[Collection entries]
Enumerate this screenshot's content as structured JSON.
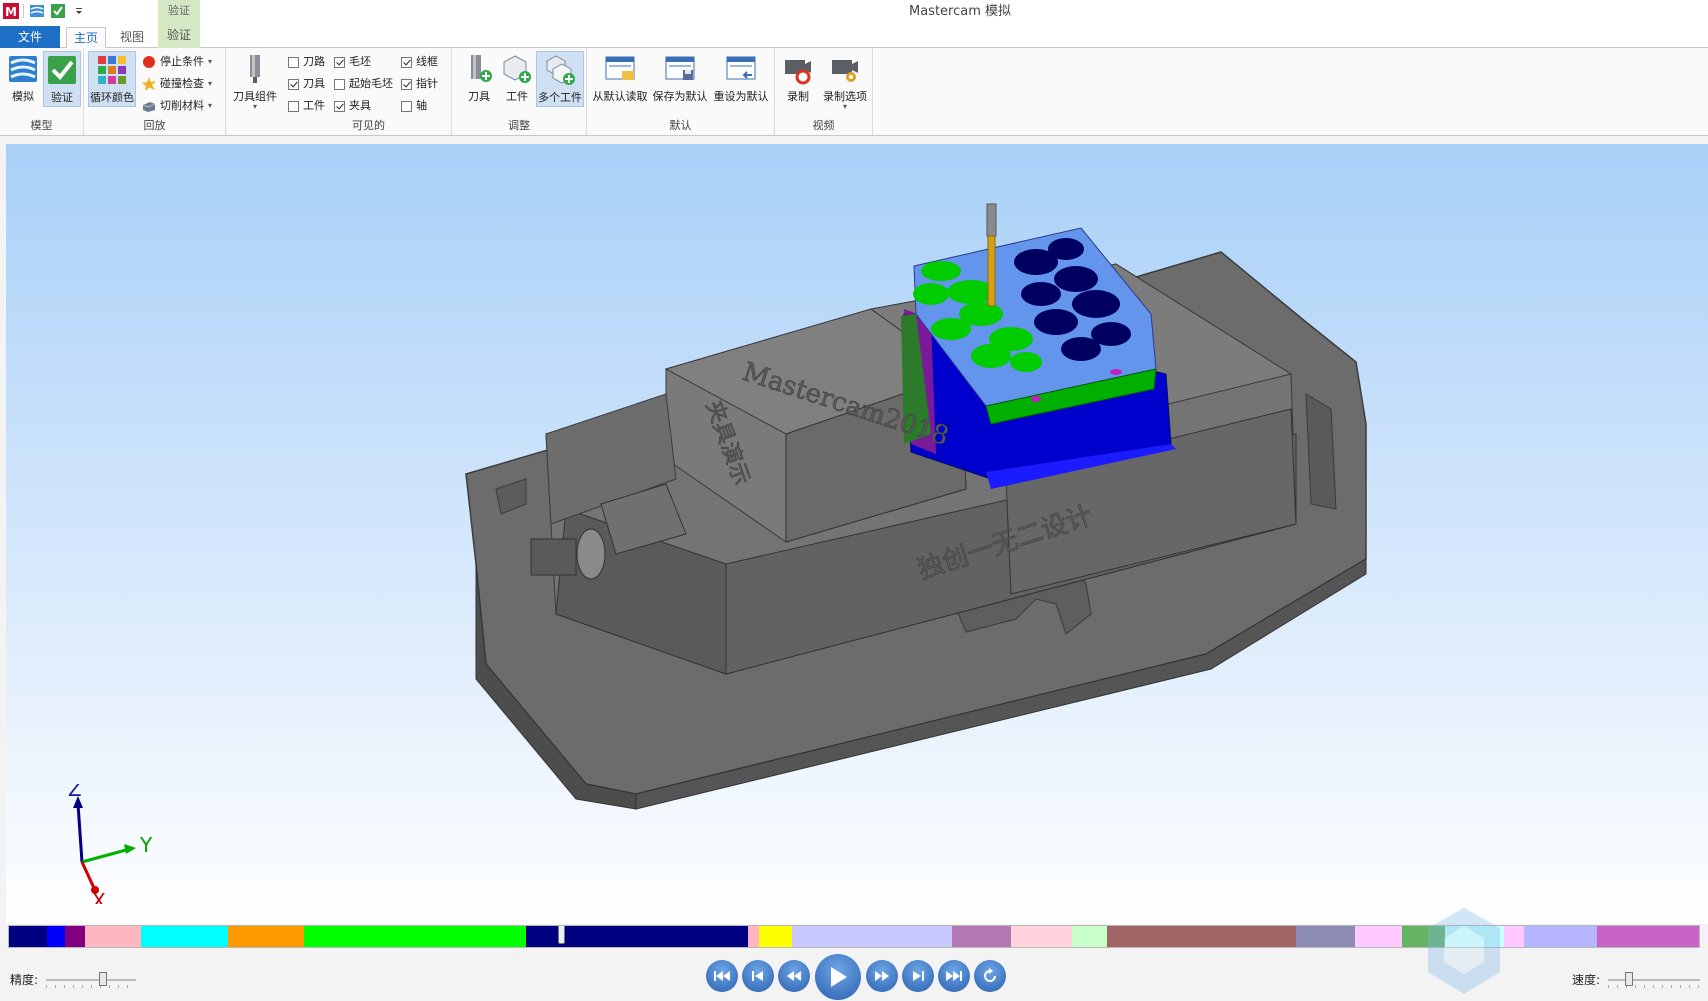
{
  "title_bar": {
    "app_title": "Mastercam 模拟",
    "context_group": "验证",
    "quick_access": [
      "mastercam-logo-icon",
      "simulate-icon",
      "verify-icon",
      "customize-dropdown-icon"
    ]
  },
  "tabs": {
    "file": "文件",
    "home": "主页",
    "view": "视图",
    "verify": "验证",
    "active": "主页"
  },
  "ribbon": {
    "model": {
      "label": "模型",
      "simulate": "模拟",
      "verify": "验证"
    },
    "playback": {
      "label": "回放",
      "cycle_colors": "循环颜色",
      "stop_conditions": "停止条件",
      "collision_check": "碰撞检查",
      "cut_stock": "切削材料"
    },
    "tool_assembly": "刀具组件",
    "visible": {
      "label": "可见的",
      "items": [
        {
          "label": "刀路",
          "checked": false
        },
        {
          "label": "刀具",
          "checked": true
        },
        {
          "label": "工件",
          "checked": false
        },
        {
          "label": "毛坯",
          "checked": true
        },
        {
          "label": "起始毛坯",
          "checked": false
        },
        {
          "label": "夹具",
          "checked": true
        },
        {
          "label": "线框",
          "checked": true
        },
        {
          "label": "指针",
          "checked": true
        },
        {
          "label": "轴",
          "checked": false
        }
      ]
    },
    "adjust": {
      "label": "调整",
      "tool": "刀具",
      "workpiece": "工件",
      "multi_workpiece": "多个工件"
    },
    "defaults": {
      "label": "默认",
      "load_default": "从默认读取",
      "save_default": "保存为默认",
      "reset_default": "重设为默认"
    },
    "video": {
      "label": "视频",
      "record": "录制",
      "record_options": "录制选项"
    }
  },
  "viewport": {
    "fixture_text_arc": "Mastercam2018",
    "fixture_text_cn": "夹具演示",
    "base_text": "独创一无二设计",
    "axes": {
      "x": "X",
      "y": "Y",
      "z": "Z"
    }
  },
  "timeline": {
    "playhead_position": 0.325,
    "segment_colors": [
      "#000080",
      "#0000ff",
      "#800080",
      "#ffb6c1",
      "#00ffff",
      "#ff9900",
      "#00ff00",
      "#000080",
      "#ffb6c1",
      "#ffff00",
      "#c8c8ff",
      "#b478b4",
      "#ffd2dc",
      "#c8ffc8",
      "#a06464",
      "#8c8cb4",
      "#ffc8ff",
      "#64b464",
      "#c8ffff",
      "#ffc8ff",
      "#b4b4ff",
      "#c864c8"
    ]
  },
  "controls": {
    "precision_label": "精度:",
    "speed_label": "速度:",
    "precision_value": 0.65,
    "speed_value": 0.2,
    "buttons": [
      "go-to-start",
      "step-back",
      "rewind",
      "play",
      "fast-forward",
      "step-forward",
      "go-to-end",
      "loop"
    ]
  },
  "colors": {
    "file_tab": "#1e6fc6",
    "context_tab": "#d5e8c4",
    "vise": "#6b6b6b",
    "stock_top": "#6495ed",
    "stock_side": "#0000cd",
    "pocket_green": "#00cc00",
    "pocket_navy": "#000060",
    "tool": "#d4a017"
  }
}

**Task directions:**
Leave out the pictures and restate everything else word for word.

**Solution to this problem:**
Enumerate this screenshot's content as structured JSON.
{
  "title_bar": {
    "app_title": "Mastercam 模拟",
    "context_group": "验证",
    "quick_access": [
      "mastercam-logo-icon",
      "simulate-icon",
      "verify-icon",
      "customize-dropdown-icon"
    ]
  },
  "tabs": {
    "file": "文件",
    "home": "主页",
    "view": "视图",
    "verify": "验证",
    "active": "主页"
  },
  "ribbon": {
    "model": {
      "label": "模型",
      "simulate": "模拟",
      "verify": "验证"
    },
    "playback": {
      "label": "回放",
      "cycle_colors": "循环颜色",
      "stop_conditions": "停止条件",
      "collision_check": "碰撞检查",
      "cut_stock": "切削材料"
    },
    "tool_assembly": "刀具组件",
    "visible": {
      "label": "可见的",
      "items": [
        {
          "label": "刀路",
          "checked": false
        },
        {
          "label": "刀具",
          "checked": true
        },
        {
          "label": "工件",
          "checked": false
        },
        {
          "label": "毛坯",
          "checked": true
        },
        {
          "label": "起始毛坯",
          "checked": false
        },
        {
          "label": "夹具",
          "checked": true
        },
        {
          "label": "线框",
          "checked": true
        },
        {
          "label": "指针",
          "checked": true
        },
        {
          "label": "轴",
          "checked": false
        }
      ]
    },
    "adjust": {
      "label": "调整",
      "tool": "刀具",
      "workpiece": "工件",
      "multi_workpiece": "多个工件"
    },
    "defaults": {
      "label": "默认",
      "load_default": "从默认读取",
      "save_default": "保存为默认",
      "reset_default": "重设为默认"
    },
    "video": {
      "label": "视频",
      "record": "录制",
      "record_options": "录制选项"
    }
  },
  "viewport": {
    "fixture_text_arc": "Mastercam2018",
    "fixture_text_cn": "夹具演示",
    "base_text": "独创一无二设计",
    "axes": {
      "x": "X",
      "y": "Y",
      "z": "Z"
    }
  },
  "timeline": {
    "playhead_position": 0.325,
    "segment_colors": [
      "#000080",
      "#0000ff",
      "#800080",
      "#ffb6c1",
      "#00ffff",
      "#ff9900",
      "#00ff00",
      "#000080",
      "#ffb6c1",
      "#ffff00",
      "#c8c8ff",
      "#b478b4",
      "#ffd2dc",
      "#c8ffc8",
      "#a06464",
      "#8c8cb4",
      "#ffc8ff",
      "#64b464",
      "#c8ffff",
      "#ffc8ff",
      "#b4b4ff",
      "#c864c8"
    ]
  },
  "controls": {
    "precision_label": "精度:",
    "speed_label": "速度:",
    "precision_value": 0.65,
    "speed_value": 0.2,
    "buttons": [
      "go-to-start",
      "step-back",
      "rewind",
      "play",
      "fast-forward",
      "step-forward",
      "go-to-end",
      "loop"
    ]
  },
  "colors": {
    "file_tab": "#1e6fc6",
    "context_tab": "#d5e8c4",
    "vise": "#6b6b6b",
    "stock_top": "#6495ed",
    "stock_side": "#0000cd",
    "pocket_green": "#00cc00",
    "pocket_navy": "#000060",
    "tool": "#d4a017"
  }
}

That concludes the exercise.